# [Exercise directions]
Only the pictures are omitted; repeat all other data exactly.

# [Data extract]
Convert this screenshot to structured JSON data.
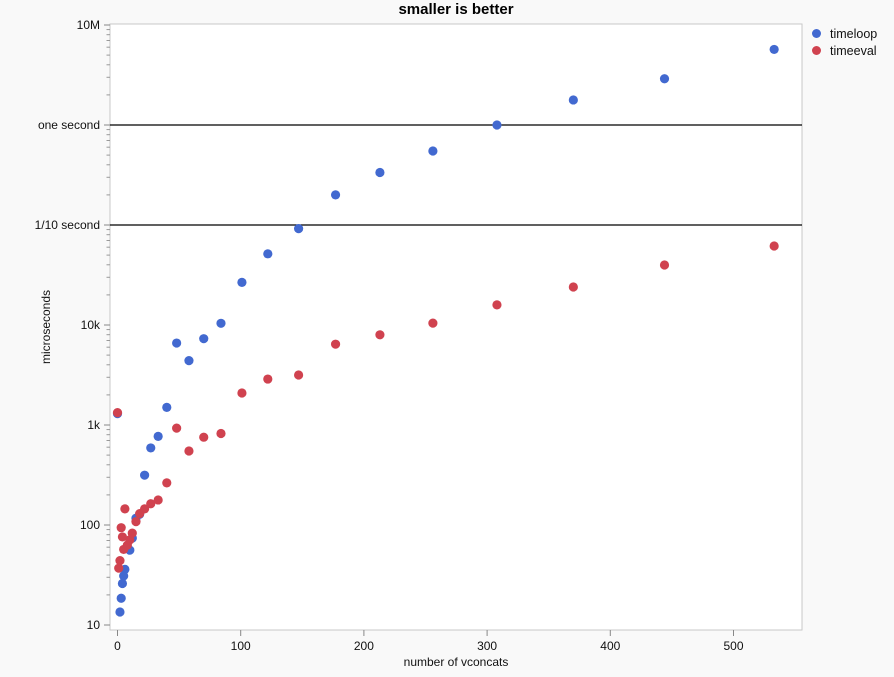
{
  "title": "smaller is better",
  "legend": [
    {
      "label": "timeloop",
      "color": "#4269d0"
    },
    {
      "label": "timeeval",
      "color": "#d0424f"
    }
  ],
  "axes": {
    "x": {
      "label": "number of vconcats",
      "ticks": [
        0,
        100,
        200,
        300,
        400,
        500
      ]
    },
    "y": {
      "label": "microseconds",
      "scale": "log",
      "ticks": [
        {
          "value": 10,
          "label": "10"
        },
        {
          "value": 100,
          "label": "100"
        },
        {
          "value": 1000,
          "label": "1k"
        },
        {
          "value": 10000,
          "label": "10k"
        },
        {
          "value": 100000,
          "label": "1/10 second"
        },
        {
          "value": 1000000,
          "label": "one second"
        },
        {
          "value": 10000000,
          "label": "10M"
        }
      ],
      "reference_lines": [
        100000,
        1000000
      ]
    }
  },
  "chart_data": {
    "type": "scatter",
    "title": "smaller is better",
    "xlabel": "number of vconcats",
    "ylabel": "microseconds",
    "x_range": [
      0,
      555
    ],
    "y_range_log": [
      10,
      10000000
    ],
    "grid": false,
    "legend_position": "top-right",
    "marker_radius": 4.6,
    "series": [
      {
        "name": "timeloop",
        "color": "#4269d0",
        "points": [
          [
            0,
            1300
          ],
          [
            2,
            13.5
          ],
          [
            3,
            18.5
          ],
          [
            4,
            26
          ],
          [
            5,
            31
          ],
          [
            6,
            36
          ],
          [
            10,
            56
          ],
          [
            12,
            74
          ],
          [
            15,
            117
          ],
          [
            18,
            128
          ],
          [
            22,
            315
          ],
          [
            27,
            590
          ],
          [
            33,
            770
          ],
          [
            40,
            1500
          ],
          [
            48,
            6600
          ],
          [
            58,
            4400
          ],
          [
            70,
            7300
          ],
          [
            84,
            10400
          ],
          [
            101,
            26700
          ],
          [
            122,
            51500
          ],
          [
            147,
            92000
          ],
          [
            177,
            200000
          ],
          [
            213,
            335000
          ],
          [
            256,
            550000
          ],
          [
            308,
            1000000
          ],
          [
            370,
            1780000
          ],
          [
            444,
            2900000
          ],
          [
            533,
            5700000
          ]
        ]
      },
      {
        "name": "timeeval",
        "color": "#d0424f",
        "points": [
          [
            0,
            1330
          ],
          [
            1,
            37
          ],
          [
            2,
            44
          ],
          [
            3,
            94
          ],
          [
            4,
            76
          ],
          [
            5,
            57
          ],
          [
            6,
            145
          ],
          [
            8,
            63
          ],
          [
            10,
            71
          ],
          [
            12,
            83
          ],
          [
            15,
            108
          ],
          [
            18,
            130
          ],
          [
            22,
            145
          ],
          [
            27,
            163
          ],
          [
            33,
            178
          ],
          [
            40,
            264
          ],
          [
            48,
            930
          ],
          [
            58,
            550
          ],
          [
            70,
            755
          ],
          [
            84,
            822
          ],
          [
            101,
            2090
          ],
          [
            122,
            2880
          ],
          [
            147,
            3160
          ],
          [
            177,
            6430
          ],
          [
            213,
            7980
          ],
          [
            256,
            10450
          ],
          [
            308,
            15900
          ],
          [
            370,
            24000
          ],
          [
            444,
            39800
          ],
          [
            533,
            61700
          ]
        ]
      }
    ]
  }
}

# [Response]
Convert this screenshot to structured JSON data.
{
  "title": "smaller is better",
  "legend": [
    {
      "label": "timeloop",
      "color": "#4269d0"
    },
    {
      "label": "timeeval",
      "color": "#d0424f"
    }
  ],
  "axes": {
    "x": {
      "label": "number of vconcats",
      "ticks": [
        0,
        100,
        200,
        300,
        400,
        500
      ]
    },
    "y": {
      "label": "microseconds",
      "scale": "log",
      "ticks": [
        {
          "value": 10,
          "label": "10"
        },
        {
          "value": 100,
          "label": "100"
        },
        {
          "value": 1000,
          "label": "1k"
        },
        {
          "value": 10000,
          "label": "10k"
        },
        {
          "value": 100000,
          "label": "1/10 second"
        },
        {
          "value": 1000000,
          "label": "one second"
        },
        {
          "value": 10000000,
          "label": "10M"
        }
      ],
      "reference_lines": [
        100000,
        1000000
      ]
    }
  },
  "chart_data": {
    "type": "scatter",
    "title": "smaller is better",
    "xlabel": "number of vconcats",
    "ylabel": "microseconds",
    "x_range": [
      0,
      555
    ],
    "y_range_log": [
      10,
      10000000
    ],
    "grid": false,
    "legend_position": "top-right",
    "marker_radius": 4.6,
    "series": [
      {
        "name": "timeloop",
        "color": "#4269d0",
        "points": [
          [
            0,
            1300
          ],
          [
            2,
            13.5
          ],
          [
            3,
            18.5
          ],
          [
            4,
            26
          ],
          [
            5,
            31
          ],
          [
            6,
            36
          ],
          [
            10,
            56
          ],
          [
            12,
            74
          ],
          [
            15,
            117
          ],
          [
            18,
            128
          ],
          [
            22,
            315
          ],
          [
            27,
            590
          ],
          [
            33,
            770
          ],
          [
            40,
            1500
          ],
          [
            48,
            6600
          ],
          [
            58,
            4400
          ],
          [
            70,
            7300
          ],
          [
            84,
            10400
          ],
          [
            101,
            26700
          ],
          [
            122,
            51500
          ],
          [
            147,
            92000
          ],
          [
            177,
            200000
          ],
          [
            213,
            335000
          ],
          [
            256,
            550000
          ],
          [
            308,
            1000000
          ],
          [
            370,
            1780000
          ],
          [
            444,
            2900000
          ],
          [
            533,
            5700000
          ]
        ]
      },
      {
        "name": "timeeval",
        "color": "#d0424f",
        "points": [
          [
            0,
            1330
          ],
          [
            1,
            37
          ],
          [
            2,
            44
          ],
          [
            3,
            94
          ],
          [
            4,
            76
          ],
          [
            5,
            57
          ],
          [
            6,
            145
          ],
          [
            8,
            63
          ],
          [
            10,
            71
          ],
          [
            12,
            83
          ],
          [
            15,
            108
          ],
          [
            18,
            130
          ],
          [
            22,
            145
          ],
          [
            27,
            163
          ],
          [
            33,
            178
          ],
          [
            40,
            264
          ],
          [
            48,
            930
          ],
          [
            58,
            550
          ],
          [
            70,
            755
          ],
          [
            84,
            822
          ],
          [
            101,
            2090
          ],
          [
            122,
            2880
          ],
          [
            147,
            3160
          ],
          [
            177,
            6430
          ],
          [
            213,
            7980
          ],
          [
            256,
            10450
          ],
          [
            308,
            15900
          ],
          [
            370,
            24000
          ],
          [
            444,
            39800
          ],
          [
            533,
            61700
          ]
        ]
      }
    ]
  }
}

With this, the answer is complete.